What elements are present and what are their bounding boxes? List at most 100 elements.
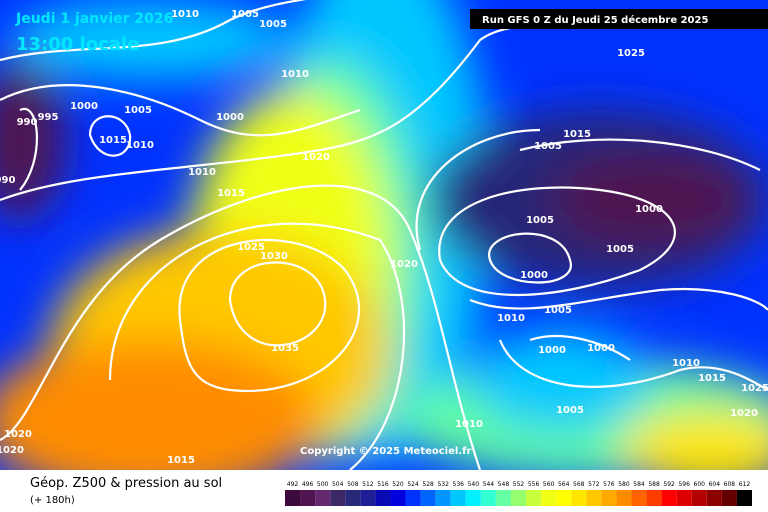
legend-tick-label: 540	[468, 481, 480, 488]
footer-subtitle: (+ 180h)	[30, 495, 75, 506]
legend-swatch	[480, 490, 496, 506]
legend-swatch	[495, 490, 511, 506]
legend-swatch	[420, 490, 436, 506]
isobar-label: 1005	[556, 405, 584, 416]
legend-swatch	[646, 490, 662, 506]
legend-tick-label: 496	[302, 481, 314, 488]
legend-tick-label: 524	[407, 481, 419, 488]
forecast-date: Jeudi 1 janvier 2026	[15, 11, 173, 27]
legend-swatch	[285, 490, 301, 506]
legend-tick-label: 564	[558, 481, 570, 488]
isobar-label: 1015	[217, 188, 245, 199]
isobar-label: 990	[0, 175, 15, 186]
map-field	[0, 0, 768, 470]
legend-tick-label: 608	[724, 481, 736, 488]
legend-tick-label: 520	[392, 481, 404, 488]
isobar-label: 1005	[231, 9, 259, 20]
isobar-label: 1015	[167, 455, 195, 466]
legend-swatch	[616, 490, 632, 506]
legend-tick-label: 504	[332, 481, 344, 488]
legend-swatch	[465, 490, 481, 506]
legend-swatch	[315, 490, 331, 506]
legend-tick-label: 552	[513, 481, 525, 488]
isobar-label: 1010	[455, 419, 483, 430]
legend-swatch	[390, 490, 406, 506]
isobar-label: 995	[38, 112, 59, 123]
isobar-label: 1020	[730, 408, 758, 419]
legend-tick-label: 508	[347, 481, 359, 488]
isobar-label: 1015	[698, 373, 726, 384]
legend-swatch	[450, 490, 466, 506]
isobar-label: 1035	[271, 343, 299, 354]
isobar-label: 1020	[390, 259, 418, 270]
isobar-label: 1010	[188, 167, 216, 178]
legend-swatch	[375, 490, 391, 506]
forecast-time: 13:00 locale	[16, 34, 139, 55]
legend-swatch	[721, 490, 737, 506]
legend-tick-label: 576	[603, 481, 615, 488]
isobar-label: 1005	[544, 305, 572, 316]
legend-swatch	[661, 490, 677, 506]
isobar-label: 1025	[237, 242, 265, 253]
legend-swatch	[601, 490, 617, 506]
legend-swatch	[691, 490, 707, 506]
isobar-label: 1000	[520, 270, 548, 281]
isobar-label: 1015	[563, 129, 591, 140]
run-box	[470, 9, 768, 29]
isobar-label: 1010	[126, 140, 154, 151]
isobar-label: 1015	[99, 135, 127, 146]
isobar-label: 1000	[587, 343, 615, 354]
legend-swatch	[405, 490, 421, 506]
isobar-label: 1020	[302, 152, 330, 163]
legend-swatch	[360, 490, 376, 506]
isobar-label: 1025	[617, 48, 645, 59]
legend-tick-label: 572	[588, 481, 600, 488]
isobar-label: 1005	[124, 105, 152, 116]
isobar-label: 1020	[0, 445, 24, 456]
copyright: Copyright © 2025 Meteociel.fr	[300, 446, 471, 457]
legend-swatch	[676, 490, 692, 506]
legend-swatch	[510, 490, 527, 506]
isobar-label: 1025	[741, 383, 768, 394]
legend-swatch	[736, 490, 752, 506]
legend-tick-label: 492	[287, 481, 299, 488]
legend-tick-label: 612	[739, 481, 751, 488]
isobar-label: 1005	[606, 244, 634, 255]
legend-swatch	[571, 490, 587, 506]
isobar-label: 1000	[216, 112, 244, 123]
isobar-label: 1000	[635, 204, 663, 215]
legend-tick-label: 584	[633, 481, 645, 488]
isobar-label: 1005	[259, 19, 287, 30]
legend-tick-label: 560	[543, 481, 555, 488]
legend-swatch	[631, 490, 647, 506]
run-info: Run GFS 0 Z du Jeudi 25 décembre 2025	[482, 14, 708, 26]
legend-tick-label: 536	[453, 481, 465, 488]
isobar-label: 1000	[538, 345, 566, 356]
legend-swatch	[526, 490, 542, 506]
legend-tick-label: 592	[663, 481, 675, 488]
legend-tick-label: 588	[648, 481, 660, 488]
legend-tick-label: 568	[573, 481, 585, 488]
legend-tick-label: 600	[694, 481, 706, 488]
legend: 492 496 500 504 508 512 516 520 524 528 532 536 540 5…	[285, 481, 752, 506]
legend-tick-label: 544	[483, 481, 495, 488]
legend-swatch	[586, 490, 602, 506]
legend-swatch	[706, 490, 722, 506]
isobar-label: 1010	[672, 358, 700, 369]
footer-title: Géop. Z500 & pression au sol	[30, 476, 222, 491]
isobar-label: 1030	[260, 251, 288, 262]
isobar-label: 1010	[497, 313, 525, 324]
legend-tick-label: 548	[498, 481, 510, 488]
legend-swatch	[300, 490, 316, 506]
legend-tick-label: 596	[678, 481, 690, 488]
legend-swatch	[345, 490, 361, 506]
legend-tick-label: 516	[377, 481, 389, 488]
legend-swatch	[330, 490, 346, 506]
legend-tick-label: 500	[317, 481, 329, 488]
isobar-label: 1005	[526, 215, 554, 226]
legend-tick-label: 604	[709, 481, 721, 488]
isobar-label: 1010	[171, 9, 199, 20]
legend-swatch	[541, 490, 557, 506]
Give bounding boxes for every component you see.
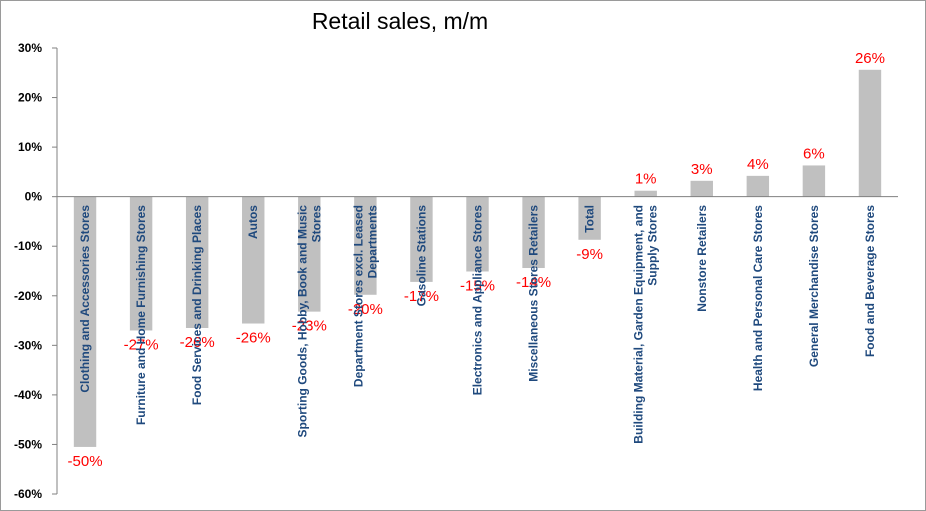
data-label: -14%: [516, 274, 551, 291]
y-tick-label: -60%: [14, 487, 42, 501]
data-label: -20%: [348, 301, 383, 318]
bar: [634, 190, 657, 197]
category-label: Food Services and Drinking Places: [190, 205, 204, 405]
data-label: -50%: [68, 453, 103, 470]
data-label: 3%: [691, 161, 713, 178]
bar: [466, 196, 489, 272]
y-tick-label: 10%: [18, 140, 42, 154]
data-label: -17%: [404, 288, 439, 305]
category-label: Stores: [309, 205, 323, 243]
axes-group: [52, 47, 898, 495]
category-label: Departments: [365, 205, 379, 279]
bar: [578, 196, 601, 240]
y-tick-label: -20%: [14, 289, 42, 303]
category-label: Nonstore Retailers: [695, 205, 709, 312]
bar: [129, 196, 153, 331]
category-label: Department Stores excl. Leased: [351, 205, 365, 387]
category-label: Gasoline Stations: [414, 205, 428, 307]
y-tick-label: -10%: [14, 239, 42, 253]
data-label: -26%: [236, 330, 271, 347]
y-tick-label: -40%: [14, 388, 42, 402]
bar: [410, 196, 433, 282]
category-labels: Clothing and Accessories Stores Furniture…: [78, 205, 877, 444]
bar: [354, 196, 377, 295]
data-label: -15%: [460, 277, 495, 294]
category-label: Total: [583, 205, 597, 233]
category-label: Clothing and Accessories Stores: [78, 205, 92, 393]
y-tick-labels: 30% 20% 10% 0% -10% -20% -30% -40% -50% -60%: [14, 41, 42, 501]
category-label: Furniture and Home Furnishing Stores: [134, 205, 148, 425]
category-label: Sporting Goods, Hobby, Book and Music: [295, 205, 309, 438]
data-label: -26%: [180, 334, 215, 351]
chart-title: Retail sales, m/m: [311, 8, 489, 34]
data-label: 6%: [803, 145, 825, 162]
category-label: Health and Personal Care Stores: [751, 205, 765, 391]
data-label: -9%: [576, 246, 603, 263]
data-labels: -50% -27% -26% -26% -23% -20% -17% -15% -14% -9% 1…: [68, 50, 885, 470]
data-label: -27%: [124, 336, 159, 353]
bar: [73, 196, 97, 447]
bar: [802, 165, 826, 197]
category-label: Miscellaneous Stores Retailers: [527, 205, 541, 382]
bar: [858, 69, 882, 197]
y-tick-label: 0%: [25, 190, 43, 204]
data-label: -23%: [292, 318, 327, 335]
bar: [746, 175, 770, 197]
bar: [298, 196, 321, 312]
data-label: 1%: [635, 171, 657, 188]
bar: [690, 180, 713, 197]
y-tick-label: -30%: [14, 338, 42, 352]
y-tick-label: 30%: [18, 41, 42, 55]
data-label: 4%: [747, 156, 769, 173]
category-label: Building Material, Garden Equipment, and: [632, 205, 646, 444]
category-label: General Merchandise Stores: [807, 205, 821, 367]
bar: [242, 196, 265, 324]
data-label: 26%: [855, 50, 885, 67]
y-tick-label: -50%: [14, 437, 42, 451]
bar: [185, 196, 209, 328]
bars-group: [73, 69, 882, 447]
category-label: Autos: [246, 205, 260, 239]
category-label: Electronics and Appliance Stores: [471, 205, 485, 396]
bar: [522, 196, 545, 269]
y-tick-label: 20%: [18, 91, 42, 105]
category-label: Food and Beverage Stores: [863, 205, 877, 357]
category-label: Supply Stores: [646, 205, 660, 286]
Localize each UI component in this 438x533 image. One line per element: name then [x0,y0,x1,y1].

○ ○ ○ ○ ○ ○ ○

Exercise prompt = Gather every line above that contains the string "forecast". Case counts.

Final result =
forecast-date: Jeudi 1 janvier 2026	[15, 11, 173, 27]
forecast-time: 13:00 locale	[16, 34, 139, 55]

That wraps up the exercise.